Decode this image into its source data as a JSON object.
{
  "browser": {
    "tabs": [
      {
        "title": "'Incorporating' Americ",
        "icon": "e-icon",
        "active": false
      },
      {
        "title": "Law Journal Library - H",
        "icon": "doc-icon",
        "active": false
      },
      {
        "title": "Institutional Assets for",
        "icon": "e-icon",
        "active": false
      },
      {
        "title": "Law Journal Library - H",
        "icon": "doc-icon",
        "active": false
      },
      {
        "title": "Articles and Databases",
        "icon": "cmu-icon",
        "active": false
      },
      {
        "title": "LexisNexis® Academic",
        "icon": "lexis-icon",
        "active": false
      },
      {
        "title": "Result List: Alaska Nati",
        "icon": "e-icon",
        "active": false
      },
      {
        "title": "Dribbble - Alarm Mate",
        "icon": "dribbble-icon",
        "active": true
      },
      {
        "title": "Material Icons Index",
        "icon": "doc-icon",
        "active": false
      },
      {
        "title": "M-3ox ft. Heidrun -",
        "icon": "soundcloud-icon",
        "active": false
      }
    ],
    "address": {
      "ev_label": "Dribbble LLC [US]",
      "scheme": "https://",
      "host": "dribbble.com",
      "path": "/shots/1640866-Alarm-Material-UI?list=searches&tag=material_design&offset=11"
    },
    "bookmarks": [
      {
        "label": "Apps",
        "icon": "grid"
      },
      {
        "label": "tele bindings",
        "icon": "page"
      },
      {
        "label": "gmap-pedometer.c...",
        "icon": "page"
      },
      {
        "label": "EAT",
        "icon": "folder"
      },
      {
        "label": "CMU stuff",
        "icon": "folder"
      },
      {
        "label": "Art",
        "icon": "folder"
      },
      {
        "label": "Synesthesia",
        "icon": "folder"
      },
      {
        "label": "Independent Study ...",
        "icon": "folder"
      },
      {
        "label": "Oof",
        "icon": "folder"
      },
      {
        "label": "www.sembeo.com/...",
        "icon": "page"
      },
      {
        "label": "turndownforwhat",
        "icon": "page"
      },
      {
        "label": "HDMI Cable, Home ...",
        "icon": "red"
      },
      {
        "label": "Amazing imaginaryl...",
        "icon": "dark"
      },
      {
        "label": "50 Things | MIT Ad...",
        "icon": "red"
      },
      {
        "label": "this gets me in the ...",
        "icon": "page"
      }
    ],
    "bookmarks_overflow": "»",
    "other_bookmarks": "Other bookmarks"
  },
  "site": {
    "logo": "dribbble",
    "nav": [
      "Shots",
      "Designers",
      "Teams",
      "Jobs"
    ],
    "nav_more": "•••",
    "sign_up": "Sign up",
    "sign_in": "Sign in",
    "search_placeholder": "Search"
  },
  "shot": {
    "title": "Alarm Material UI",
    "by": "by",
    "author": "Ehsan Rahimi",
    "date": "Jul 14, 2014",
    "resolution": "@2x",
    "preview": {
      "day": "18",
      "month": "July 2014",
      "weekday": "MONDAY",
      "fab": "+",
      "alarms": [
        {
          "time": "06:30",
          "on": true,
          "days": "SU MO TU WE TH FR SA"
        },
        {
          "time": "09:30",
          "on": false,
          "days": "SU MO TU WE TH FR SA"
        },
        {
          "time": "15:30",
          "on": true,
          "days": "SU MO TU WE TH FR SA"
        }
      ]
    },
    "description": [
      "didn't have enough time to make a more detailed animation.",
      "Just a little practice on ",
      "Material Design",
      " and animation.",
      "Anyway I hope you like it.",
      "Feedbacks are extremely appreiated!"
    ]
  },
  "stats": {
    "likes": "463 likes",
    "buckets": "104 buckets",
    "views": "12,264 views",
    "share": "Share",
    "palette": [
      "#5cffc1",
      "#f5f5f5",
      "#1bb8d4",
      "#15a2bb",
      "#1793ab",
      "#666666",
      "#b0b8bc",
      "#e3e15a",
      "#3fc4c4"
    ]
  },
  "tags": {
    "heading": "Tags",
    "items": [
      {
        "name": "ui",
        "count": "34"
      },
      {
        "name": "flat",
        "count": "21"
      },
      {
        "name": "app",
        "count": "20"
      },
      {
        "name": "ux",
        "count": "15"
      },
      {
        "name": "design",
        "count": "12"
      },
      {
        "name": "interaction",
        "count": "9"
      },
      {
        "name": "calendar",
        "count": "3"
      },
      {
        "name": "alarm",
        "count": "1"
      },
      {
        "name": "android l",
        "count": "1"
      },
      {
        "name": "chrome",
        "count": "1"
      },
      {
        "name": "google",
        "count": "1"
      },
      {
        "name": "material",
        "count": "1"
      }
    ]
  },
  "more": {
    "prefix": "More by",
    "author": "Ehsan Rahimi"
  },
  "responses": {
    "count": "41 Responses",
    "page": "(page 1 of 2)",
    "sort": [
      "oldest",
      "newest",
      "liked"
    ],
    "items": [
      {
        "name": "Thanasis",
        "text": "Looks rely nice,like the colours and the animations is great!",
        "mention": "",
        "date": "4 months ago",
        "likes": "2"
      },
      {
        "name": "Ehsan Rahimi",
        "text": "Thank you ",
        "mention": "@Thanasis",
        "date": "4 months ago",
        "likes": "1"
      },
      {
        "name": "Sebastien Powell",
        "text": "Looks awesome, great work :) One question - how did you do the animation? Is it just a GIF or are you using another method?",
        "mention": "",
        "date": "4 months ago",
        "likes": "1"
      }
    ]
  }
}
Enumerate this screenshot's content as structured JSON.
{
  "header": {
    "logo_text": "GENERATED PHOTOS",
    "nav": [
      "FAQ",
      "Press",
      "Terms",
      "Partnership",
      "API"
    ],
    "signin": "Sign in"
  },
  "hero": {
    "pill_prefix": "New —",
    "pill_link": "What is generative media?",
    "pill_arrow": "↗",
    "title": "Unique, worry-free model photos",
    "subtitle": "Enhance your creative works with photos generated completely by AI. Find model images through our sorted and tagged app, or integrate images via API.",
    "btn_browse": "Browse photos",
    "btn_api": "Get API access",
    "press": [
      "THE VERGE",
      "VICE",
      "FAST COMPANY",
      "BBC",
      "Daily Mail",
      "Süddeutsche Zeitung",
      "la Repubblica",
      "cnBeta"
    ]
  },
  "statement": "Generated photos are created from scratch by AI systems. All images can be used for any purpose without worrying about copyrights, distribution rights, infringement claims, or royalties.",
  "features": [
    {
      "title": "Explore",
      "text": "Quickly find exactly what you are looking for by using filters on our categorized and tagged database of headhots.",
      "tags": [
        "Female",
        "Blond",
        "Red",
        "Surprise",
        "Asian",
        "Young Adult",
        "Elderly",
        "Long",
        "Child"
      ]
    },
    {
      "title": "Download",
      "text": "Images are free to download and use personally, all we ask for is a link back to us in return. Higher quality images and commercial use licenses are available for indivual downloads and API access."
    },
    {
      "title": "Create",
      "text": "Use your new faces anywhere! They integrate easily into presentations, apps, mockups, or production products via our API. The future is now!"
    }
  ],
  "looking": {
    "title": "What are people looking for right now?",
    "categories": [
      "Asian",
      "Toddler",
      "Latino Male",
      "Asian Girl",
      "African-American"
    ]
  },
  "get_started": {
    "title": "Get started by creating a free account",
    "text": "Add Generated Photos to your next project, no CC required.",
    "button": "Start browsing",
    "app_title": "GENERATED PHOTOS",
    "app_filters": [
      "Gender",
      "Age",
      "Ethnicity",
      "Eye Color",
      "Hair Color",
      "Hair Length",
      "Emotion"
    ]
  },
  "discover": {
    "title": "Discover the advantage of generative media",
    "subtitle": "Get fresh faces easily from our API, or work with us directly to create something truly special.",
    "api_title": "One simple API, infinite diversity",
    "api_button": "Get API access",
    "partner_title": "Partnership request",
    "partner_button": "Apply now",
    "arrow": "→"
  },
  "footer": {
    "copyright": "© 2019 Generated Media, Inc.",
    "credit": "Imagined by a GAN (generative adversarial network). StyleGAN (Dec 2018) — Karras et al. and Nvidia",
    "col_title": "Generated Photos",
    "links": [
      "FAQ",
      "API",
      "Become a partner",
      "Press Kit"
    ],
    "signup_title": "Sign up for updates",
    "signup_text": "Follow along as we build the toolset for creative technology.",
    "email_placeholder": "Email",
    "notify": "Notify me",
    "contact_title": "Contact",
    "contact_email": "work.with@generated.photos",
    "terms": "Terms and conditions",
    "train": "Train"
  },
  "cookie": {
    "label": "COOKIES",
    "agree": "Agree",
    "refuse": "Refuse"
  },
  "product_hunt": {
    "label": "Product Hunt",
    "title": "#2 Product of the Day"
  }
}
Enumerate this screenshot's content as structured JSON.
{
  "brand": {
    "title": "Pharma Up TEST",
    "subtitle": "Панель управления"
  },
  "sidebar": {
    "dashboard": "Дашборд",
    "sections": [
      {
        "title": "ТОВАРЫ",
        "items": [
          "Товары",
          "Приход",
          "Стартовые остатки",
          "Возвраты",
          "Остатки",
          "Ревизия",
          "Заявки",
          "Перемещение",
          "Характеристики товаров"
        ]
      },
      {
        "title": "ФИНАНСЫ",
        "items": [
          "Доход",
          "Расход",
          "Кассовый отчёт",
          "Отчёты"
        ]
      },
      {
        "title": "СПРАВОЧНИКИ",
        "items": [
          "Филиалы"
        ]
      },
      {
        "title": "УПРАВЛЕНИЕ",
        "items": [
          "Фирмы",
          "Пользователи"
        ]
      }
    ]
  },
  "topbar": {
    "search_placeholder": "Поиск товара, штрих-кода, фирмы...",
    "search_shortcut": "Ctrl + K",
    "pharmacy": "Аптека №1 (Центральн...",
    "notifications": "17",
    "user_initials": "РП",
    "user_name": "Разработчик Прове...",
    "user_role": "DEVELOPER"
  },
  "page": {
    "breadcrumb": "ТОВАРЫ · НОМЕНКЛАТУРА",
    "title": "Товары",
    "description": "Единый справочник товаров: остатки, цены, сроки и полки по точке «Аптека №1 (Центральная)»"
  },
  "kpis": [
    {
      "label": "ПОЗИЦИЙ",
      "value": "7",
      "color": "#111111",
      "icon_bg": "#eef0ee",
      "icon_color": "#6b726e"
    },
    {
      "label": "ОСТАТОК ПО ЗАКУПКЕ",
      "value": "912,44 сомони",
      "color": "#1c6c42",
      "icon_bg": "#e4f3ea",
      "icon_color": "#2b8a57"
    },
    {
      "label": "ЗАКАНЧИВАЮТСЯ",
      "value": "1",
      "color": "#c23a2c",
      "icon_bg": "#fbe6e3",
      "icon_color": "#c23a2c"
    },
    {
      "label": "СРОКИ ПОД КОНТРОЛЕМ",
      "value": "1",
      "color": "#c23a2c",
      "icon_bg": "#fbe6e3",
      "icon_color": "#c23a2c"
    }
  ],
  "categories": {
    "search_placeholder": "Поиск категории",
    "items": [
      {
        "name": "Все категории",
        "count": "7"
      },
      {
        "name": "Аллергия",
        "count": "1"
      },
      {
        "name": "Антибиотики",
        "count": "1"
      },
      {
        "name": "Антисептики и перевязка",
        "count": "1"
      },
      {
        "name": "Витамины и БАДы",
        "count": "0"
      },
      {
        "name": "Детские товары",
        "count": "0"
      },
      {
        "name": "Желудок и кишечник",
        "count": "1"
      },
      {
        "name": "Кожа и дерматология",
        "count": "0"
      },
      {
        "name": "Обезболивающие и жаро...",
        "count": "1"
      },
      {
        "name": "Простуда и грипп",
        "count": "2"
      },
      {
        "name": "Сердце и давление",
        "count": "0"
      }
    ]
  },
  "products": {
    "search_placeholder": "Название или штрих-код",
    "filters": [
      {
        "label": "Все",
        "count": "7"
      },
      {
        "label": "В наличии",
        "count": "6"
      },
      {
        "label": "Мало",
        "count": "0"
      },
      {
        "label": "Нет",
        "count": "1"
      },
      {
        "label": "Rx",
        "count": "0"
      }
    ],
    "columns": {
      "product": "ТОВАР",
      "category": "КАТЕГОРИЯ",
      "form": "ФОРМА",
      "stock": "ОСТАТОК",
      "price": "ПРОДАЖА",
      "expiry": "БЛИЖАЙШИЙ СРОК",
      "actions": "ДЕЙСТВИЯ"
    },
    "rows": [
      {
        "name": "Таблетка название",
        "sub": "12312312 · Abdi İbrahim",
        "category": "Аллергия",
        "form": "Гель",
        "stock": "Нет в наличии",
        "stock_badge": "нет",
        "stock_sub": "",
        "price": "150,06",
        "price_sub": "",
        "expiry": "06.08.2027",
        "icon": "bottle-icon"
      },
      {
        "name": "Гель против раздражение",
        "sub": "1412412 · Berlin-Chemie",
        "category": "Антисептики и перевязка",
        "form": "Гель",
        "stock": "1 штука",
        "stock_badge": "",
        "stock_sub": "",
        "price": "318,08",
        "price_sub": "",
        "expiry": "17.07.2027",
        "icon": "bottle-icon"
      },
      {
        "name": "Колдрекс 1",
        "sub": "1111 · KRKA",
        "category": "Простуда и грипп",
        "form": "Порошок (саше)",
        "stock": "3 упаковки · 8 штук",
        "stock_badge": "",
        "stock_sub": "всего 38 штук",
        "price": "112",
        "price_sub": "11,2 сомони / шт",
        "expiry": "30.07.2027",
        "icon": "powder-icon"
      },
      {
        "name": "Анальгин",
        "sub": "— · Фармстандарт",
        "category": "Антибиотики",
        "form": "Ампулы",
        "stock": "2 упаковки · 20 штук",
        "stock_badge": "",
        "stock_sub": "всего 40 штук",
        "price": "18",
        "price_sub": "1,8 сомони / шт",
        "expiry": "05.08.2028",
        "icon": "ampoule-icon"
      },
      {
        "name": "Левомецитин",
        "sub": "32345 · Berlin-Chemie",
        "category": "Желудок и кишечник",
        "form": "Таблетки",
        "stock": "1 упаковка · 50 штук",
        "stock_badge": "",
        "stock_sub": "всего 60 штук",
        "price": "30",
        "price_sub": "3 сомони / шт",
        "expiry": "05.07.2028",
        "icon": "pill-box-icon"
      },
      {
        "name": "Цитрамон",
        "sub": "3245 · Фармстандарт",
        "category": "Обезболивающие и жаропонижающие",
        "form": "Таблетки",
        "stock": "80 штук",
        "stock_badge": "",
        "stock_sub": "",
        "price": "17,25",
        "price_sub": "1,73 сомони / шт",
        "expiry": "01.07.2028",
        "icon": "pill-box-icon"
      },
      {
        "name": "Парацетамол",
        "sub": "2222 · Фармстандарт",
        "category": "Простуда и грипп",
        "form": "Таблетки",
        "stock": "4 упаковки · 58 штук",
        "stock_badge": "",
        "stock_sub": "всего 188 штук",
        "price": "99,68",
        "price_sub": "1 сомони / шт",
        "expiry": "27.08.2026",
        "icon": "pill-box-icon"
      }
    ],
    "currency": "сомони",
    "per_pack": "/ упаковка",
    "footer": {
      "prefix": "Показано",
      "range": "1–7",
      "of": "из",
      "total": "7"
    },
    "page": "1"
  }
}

• OBJECTIVE
Identify each line containing the string "Looks" and copy it out.

• TASK ANSWER
        "text": "Looks rely nice,like the colours and the animations is great!",
        "text": "Looks awesome, great work :) One question - how did you do the animation? Is it just a GIF or are you using another method?",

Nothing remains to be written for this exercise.